> [PROBLEM DETAILS]: Search the material below for the word "mascot" and copy every line in which it occurs.
[begin INFORMATION PROVIDED]
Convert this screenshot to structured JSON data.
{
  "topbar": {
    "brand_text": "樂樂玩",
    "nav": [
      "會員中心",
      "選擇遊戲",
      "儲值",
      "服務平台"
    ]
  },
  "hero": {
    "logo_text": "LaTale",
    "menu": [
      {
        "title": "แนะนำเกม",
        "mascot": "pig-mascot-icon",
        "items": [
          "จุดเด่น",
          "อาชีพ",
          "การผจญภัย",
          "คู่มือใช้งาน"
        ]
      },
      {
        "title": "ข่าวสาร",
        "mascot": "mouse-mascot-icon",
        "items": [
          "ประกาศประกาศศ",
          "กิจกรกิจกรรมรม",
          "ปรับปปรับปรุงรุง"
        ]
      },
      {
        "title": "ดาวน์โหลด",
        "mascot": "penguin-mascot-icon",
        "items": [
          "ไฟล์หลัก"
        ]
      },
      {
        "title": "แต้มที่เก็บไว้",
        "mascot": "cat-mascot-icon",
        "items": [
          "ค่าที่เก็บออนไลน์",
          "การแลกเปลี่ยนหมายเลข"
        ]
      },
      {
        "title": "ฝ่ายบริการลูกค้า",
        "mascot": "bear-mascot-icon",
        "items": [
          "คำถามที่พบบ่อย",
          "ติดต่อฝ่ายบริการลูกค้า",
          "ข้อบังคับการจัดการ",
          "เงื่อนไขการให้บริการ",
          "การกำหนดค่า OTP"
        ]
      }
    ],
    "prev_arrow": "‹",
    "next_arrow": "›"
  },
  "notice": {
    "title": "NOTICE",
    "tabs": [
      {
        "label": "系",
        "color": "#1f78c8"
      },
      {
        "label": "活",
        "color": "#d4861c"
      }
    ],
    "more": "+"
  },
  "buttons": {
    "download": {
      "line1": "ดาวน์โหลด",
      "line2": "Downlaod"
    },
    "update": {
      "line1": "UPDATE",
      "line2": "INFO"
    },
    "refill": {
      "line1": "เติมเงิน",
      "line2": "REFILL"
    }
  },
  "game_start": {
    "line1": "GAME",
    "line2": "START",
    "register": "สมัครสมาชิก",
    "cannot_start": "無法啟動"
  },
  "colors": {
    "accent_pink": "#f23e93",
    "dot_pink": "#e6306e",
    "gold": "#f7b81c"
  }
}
[end INFORMATION PROVIDED]
> [TASK ANSWER]:
        "mascot": "pig-mascot-icon",
        "mascot": "mouse-mascot-icon",
        "mascot": "penguin-mascot-icon",
        "mascot": "cat-mascot-icon",
        "mascot": "bear-mascot-icon",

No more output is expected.